Note that control characters don’t work with disp(). When using disp('\x0041'), you see an output of \x0041, rather than a capital letter A. However, you can use control characters with functions such as sprint() and fprintf().

Adding comments to your script

People tend to forget things. You might know how a script works on the day you create it and possibly even for a week after that. However, six months down the road, you may find that you don’t remember much about the script at all. That’s where comments come into play. Using comments helps you to remember what a script does, why it does it in a certain way, and even why you created the script in the first place. The following sections describe comments in more detail.

Using the % comment

Anytime MATLAB encounters a percent sign (%), it treats the rest of the line as a comment. Comments are simply text that is used either to describe what is happening in a script or to comment out lines of code that you don’t want to execute. You can comment out lines of code during the troubleshooting process to determine whether a particular line is the cause of errors in your script. The “Analyzing Scripts for Errors” section, later in this chapter, provides additional details on troubleshooting techniques. Listing 8-3 shows how comments might appear in a script. You can also find this script in the Comments.m file supplied with the downloadable source code.

% Tell MATLAB what to display onscreen.

Prompt = [

'Type your own name, but only if it isn''t ',…

'Wednesday.\nType the name of the neighbor ',…

'on your right on Wednesday.\nHowever, on ',…

'a Wednesday with a full moon, type the ',…

'name of\nthe neighbor on your left! '];



% Obtain the user's name so it can

% be displayed onscreen.

Name = input(Prompt, 's');



% Output a message to make the user feel welcome.

disp(['Hello ', Name]);

Compare Listing 8-3 with Listing 8-2. You should see that the code is the same, but the comments make the code easier to understand. When you run this code, you see that the comments haven’t changed how the script works. MATLAB also makes comments easy to see by displaying them in green letters.

Using the %% comment

MATLAB supports a double percent sign comment (%%) that supports special functionality in some cases. Here’s how this comment works:

· Acts as a standard command in the Command Window.

· Allows you to execute a portion (a section) of the code when using the Run and Advance feature.

· Creates special output when using the Publish feature.

The following sections describe the special %% functionality. You won’t use this functionality all the time, but it’s nice to know that it’s there when you do need it.

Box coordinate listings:
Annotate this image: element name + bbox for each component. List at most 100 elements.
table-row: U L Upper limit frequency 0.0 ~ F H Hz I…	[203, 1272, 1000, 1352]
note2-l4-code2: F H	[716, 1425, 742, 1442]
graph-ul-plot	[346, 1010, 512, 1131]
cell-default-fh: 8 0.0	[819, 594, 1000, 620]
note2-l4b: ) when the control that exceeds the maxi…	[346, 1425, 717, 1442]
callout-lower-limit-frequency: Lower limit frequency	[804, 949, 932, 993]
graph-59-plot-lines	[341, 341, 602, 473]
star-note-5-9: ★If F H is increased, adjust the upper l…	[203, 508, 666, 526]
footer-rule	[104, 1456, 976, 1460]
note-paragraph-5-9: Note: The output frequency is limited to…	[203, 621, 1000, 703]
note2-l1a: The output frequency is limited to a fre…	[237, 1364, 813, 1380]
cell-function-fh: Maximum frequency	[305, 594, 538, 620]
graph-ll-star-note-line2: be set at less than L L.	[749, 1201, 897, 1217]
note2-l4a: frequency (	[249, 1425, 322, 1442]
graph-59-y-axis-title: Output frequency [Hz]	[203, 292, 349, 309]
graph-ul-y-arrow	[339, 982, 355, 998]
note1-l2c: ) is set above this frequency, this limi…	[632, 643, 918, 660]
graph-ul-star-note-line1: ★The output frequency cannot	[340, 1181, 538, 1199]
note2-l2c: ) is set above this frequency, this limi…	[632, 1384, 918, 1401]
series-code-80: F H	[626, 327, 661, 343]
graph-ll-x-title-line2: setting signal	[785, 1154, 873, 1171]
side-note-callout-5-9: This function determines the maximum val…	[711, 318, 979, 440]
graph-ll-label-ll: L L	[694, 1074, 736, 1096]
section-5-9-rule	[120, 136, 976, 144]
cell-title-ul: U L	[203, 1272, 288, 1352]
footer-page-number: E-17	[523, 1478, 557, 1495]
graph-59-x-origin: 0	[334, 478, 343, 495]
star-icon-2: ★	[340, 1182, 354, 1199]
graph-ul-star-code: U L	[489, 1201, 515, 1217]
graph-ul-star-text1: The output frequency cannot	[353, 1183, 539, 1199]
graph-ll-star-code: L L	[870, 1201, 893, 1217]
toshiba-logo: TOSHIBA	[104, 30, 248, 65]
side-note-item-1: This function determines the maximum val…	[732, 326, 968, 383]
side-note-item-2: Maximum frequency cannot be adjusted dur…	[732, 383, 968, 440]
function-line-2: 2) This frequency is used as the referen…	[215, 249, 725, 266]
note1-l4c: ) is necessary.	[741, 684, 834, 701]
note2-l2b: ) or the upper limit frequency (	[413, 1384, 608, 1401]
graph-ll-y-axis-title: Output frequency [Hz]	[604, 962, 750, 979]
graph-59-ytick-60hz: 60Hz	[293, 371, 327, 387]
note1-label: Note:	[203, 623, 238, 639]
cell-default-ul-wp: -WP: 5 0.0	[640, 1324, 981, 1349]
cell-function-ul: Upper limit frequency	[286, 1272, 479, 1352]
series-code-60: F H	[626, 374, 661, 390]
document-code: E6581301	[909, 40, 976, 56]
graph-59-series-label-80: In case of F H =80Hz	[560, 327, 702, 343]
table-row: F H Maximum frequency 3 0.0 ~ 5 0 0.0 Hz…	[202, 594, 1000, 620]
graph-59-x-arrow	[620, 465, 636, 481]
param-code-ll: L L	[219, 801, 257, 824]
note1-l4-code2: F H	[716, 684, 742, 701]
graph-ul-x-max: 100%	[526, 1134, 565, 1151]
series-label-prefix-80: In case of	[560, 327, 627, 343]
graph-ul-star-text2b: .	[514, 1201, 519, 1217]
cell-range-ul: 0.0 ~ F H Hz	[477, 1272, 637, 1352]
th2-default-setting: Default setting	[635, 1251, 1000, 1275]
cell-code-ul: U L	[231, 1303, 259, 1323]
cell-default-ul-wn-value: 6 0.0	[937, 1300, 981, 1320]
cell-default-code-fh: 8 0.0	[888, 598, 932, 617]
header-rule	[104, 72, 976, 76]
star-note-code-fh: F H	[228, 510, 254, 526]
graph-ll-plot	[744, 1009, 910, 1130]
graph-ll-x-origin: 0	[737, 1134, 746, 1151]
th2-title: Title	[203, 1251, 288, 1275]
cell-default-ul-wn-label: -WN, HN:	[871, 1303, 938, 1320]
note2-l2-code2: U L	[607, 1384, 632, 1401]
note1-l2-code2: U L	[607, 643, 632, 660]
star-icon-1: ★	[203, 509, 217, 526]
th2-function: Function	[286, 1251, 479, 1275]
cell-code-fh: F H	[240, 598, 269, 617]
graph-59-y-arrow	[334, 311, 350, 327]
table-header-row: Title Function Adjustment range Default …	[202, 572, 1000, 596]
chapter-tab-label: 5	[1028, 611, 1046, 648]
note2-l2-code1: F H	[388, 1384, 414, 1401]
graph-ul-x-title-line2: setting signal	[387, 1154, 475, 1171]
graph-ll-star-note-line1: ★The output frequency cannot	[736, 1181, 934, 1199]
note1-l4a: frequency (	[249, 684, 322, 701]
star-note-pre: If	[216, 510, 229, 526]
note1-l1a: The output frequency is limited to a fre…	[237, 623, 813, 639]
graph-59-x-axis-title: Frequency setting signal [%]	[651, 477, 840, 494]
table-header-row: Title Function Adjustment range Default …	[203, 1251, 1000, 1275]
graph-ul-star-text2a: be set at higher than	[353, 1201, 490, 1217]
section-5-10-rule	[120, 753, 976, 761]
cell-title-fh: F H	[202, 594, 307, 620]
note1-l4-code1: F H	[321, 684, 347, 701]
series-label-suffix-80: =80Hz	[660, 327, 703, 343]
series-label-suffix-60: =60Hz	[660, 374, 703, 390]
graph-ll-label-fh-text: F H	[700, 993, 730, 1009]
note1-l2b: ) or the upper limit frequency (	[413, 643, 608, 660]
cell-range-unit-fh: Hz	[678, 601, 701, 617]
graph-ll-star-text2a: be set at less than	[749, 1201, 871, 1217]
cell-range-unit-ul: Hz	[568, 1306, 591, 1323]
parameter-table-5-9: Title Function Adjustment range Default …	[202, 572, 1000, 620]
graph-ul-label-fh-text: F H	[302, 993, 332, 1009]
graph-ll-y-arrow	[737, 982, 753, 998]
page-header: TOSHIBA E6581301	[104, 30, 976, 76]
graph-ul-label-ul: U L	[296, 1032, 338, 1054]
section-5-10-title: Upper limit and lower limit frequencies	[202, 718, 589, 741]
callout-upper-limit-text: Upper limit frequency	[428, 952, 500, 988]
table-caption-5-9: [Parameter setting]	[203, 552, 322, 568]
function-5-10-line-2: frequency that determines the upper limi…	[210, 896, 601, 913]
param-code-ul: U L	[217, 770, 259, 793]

▸ INSTRUCTIONS FOR THE TASK: Continue the passage on MATLAB script comments from the point where it stops.

▸ RIGHT ANSWER:
USING RUN AND ADVANCE

When you add a %% comment in the Editor window, MATLAB adds a section line above the comment (unless the comment appears at the top of the window), effectively dividing your code into discrete sections. To add a section comment, you type %%, a space, and the comment, as shown in Figure 8-4.

FIGURE 8-4: The %% comment adds section lines to the code.

When opening a standard script file containing a %% comment, you see a dialog at the top of the script file that asks whether you want to open the file as a Live Script. Chapter 11 tells you about working with Live Scripts, which are interactive documents managed in a single environment called the Live Editor. A Live Script can combine:

· MATLAB code

· Formatted text

· Equations

· Images

As with standard comments, the %% comment appears in green type. The line above the comment is your cue that this is a special comment. In addition, the position of the text cursor (the insertion point) selects a particular section. The selected section is highlighted in a pale yellow. Only the selected section executes when you click Run and Advance. Here’s how sections work:

1. Place the cursor at the end of the Prompt = line of code and then click Run and Advance.

Only the first section of code executes. Notice also that the text cursor comes to rest at the beginning of the second section.

2. Click Run and Advance.

The script displays a prompt asking for a name. The editor highlights the third section of code. Only the second section of code executes. You don’t see the script output.

3. Type a name and press Enter.

The script accepts the name provided and places it in Name. However, there is still no output.

4. Place the cursor at the beginning of the second section and then click Run and Advance.

You are asked for your name as in Step 2, and you need to enter a name and press Enter as in Step 3. However, you don’t see any output.

5. Click Run and Advance with the text cursor at the beginning of the third %% comment.

You see the script output (the correct output, in fact) without being asked for a name.

6. Perform Step 5 as often as desired.

The application displays the script output every time without asking for any further information. Using this technique lets you execute just the part of a script that you need to test rather than run the entire script every time.

You can make small changes to the code and still run a particular section. For example, change Hello to Goodbye in the code shown previously in Figure 8-4. With the third section selected, click Run and Advance. The output displays a goodbye message, rather than a hello message, without any additional input.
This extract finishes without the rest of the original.